Problem description: Your answer should be a single number: the count of lines that hold the word "have".

Records contained in a dataset:

>>>>

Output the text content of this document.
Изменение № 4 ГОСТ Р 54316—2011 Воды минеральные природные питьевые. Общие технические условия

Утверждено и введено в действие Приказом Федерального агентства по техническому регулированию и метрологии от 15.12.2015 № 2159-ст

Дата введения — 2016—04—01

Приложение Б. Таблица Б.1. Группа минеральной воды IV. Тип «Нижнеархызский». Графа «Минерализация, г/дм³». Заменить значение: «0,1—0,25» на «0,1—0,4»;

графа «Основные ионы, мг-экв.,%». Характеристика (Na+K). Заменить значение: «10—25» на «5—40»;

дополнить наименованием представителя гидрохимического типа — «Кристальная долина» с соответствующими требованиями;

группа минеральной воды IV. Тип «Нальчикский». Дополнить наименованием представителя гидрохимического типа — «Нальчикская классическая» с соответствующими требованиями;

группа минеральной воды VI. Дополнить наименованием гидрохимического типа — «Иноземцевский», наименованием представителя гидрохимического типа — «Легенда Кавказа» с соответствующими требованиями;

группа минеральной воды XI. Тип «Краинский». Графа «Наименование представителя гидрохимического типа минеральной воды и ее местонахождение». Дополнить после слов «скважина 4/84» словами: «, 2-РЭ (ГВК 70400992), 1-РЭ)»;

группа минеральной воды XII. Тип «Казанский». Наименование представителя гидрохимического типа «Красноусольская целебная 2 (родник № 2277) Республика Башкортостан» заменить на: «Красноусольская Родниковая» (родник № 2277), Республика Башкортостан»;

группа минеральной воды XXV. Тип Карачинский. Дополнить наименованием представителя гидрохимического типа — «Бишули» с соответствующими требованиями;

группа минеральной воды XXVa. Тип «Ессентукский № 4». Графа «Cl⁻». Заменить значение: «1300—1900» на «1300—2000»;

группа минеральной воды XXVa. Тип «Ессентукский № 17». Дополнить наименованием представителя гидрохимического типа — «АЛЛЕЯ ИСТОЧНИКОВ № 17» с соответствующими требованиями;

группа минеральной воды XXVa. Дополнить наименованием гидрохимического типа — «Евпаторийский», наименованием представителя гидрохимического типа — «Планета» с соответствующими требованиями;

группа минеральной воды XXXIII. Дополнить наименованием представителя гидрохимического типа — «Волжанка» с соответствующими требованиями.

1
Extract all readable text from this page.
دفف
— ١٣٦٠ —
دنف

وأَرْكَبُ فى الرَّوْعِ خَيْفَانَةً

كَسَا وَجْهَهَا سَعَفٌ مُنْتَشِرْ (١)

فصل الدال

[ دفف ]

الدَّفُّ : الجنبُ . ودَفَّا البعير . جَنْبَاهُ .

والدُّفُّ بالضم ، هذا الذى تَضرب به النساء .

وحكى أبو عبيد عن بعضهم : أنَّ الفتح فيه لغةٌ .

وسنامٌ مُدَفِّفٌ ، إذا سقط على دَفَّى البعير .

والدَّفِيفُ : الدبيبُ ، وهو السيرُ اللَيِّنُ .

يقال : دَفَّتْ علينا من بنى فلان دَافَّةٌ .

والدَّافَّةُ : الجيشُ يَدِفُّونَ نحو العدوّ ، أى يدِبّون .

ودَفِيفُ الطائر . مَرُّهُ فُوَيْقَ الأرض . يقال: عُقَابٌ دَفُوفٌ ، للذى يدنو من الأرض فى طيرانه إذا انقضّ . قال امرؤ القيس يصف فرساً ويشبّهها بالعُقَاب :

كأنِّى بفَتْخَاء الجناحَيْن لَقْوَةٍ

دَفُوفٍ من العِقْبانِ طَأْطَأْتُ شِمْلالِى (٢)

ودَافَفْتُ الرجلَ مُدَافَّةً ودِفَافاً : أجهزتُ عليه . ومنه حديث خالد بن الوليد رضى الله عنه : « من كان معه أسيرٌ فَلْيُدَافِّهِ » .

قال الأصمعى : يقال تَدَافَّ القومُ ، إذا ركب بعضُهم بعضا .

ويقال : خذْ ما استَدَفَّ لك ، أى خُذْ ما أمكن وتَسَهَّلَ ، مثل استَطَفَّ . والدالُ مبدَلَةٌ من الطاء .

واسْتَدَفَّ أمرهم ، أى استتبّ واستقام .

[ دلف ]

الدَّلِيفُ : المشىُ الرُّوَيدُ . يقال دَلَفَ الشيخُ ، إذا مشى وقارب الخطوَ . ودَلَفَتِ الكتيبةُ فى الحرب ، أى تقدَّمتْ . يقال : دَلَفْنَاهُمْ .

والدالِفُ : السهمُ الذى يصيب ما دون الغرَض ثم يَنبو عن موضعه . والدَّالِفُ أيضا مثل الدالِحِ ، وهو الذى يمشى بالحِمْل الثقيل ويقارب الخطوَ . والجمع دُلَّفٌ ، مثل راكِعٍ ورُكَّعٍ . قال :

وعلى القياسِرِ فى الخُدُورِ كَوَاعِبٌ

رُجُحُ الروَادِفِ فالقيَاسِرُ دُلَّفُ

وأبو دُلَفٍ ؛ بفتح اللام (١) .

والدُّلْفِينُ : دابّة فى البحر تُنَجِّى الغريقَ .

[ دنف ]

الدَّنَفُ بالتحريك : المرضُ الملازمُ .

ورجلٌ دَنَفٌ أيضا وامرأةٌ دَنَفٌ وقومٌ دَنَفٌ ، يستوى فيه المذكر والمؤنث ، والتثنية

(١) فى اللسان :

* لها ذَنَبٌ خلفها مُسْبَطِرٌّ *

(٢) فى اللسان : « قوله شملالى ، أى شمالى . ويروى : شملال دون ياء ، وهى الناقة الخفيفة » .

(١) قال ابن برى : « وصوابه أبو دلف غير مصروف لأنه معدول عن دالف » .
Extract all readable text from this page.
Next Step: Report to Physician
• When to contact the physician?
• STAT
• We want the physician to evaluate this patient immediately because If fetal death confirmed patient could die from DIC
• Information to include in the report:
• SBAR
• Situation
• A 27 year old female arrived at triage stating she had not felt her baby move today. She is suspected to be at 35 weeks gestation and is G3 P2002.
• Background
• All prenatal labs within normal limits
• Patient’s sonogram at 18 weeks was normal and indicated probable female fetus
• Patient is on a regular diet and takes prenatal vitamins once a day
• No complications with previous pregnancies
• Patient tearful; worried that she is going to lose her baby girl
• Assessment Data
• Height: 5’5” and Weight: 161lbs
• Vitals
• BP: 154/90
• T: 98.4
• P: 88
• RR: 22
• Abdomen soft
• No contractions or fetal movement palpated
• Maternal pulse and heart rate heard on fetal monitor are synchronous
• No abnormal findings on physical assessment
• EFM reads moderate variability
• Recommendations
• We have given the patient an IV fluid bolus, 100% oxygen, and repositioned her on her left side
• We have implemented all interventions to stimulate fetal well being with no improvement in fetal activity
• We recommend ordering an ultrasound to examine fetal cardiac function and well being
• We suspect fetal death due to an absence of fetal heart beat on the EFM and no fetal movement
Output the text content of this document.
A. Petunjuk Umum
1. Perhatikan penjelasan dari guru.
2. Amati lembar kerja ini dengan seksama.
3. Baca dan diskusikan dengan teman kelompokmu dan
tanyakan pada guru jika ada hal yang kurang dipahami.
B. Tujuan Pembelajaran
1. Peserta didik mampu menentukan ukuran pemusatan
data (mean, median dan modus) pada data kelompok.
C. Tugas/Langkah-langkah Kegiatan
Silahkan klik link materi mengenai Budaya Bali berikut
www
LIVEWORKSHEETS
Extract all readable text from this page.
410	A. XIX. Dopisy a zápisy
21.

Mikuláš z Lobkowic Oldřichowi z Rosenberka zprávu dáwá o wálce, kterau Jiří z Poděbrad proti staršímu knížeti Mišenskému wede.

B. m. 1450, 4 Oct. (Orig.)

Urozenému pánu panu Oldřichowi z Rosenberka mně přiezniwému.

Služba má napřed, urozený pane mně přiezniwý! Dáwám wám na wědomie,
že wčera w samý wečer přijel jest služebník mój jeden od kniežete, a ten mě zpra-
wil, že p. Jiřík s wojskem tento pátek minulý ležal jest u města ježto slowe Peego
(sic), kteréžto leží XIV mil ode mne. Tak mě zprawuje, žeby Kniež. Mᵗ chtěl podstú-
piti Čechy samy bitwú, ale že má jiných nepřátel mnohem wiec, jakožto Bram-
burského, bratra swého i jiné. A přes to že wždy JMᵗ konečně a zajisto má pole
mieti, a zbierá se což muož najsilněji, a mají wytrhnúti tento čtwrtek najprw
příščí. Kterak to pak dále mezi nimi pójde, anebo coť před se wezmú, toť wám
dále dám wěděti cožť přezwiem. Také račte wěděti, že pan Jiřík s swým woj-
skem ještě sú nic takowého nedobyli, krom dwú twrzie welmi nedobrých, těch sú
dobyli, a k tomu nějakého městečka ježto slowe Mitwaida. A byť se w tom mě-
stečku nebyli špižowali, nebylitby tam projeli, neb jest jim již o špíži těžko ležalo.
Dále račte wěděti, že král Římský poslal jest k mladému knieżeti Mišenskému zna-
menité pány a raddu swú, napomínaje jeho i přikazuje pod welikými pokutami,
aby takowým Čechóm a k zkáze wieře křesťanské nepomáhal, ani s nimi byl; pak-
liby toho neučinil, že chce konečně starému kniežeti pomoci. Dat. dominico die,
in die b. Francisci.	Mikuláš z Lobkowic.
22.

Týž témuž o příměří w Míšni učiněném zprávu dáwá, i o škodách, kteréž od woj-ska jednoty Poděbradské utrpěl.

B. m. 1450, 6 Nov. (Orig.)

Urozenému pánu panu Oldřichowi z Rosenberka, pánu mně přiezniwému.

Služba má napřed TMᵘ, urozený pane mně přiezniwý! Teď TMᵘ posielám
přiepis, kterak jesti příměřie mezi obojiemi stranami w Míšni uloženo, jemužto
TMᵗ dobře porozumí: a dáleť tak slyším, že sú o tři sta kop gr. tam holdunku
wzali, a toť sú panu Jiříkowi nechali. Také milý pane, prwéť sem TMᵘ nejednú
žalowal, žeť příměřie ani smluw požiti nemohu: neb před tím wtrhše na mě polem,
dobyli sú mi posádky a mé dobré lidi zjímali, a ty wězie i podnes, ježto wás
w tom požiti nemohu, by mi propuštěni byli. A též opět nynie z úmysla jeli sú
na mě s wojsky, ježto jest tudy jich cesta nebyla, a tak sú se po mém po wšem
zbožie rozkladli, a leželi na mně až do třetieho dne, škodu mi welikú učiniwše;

<<<<

Answer below: 2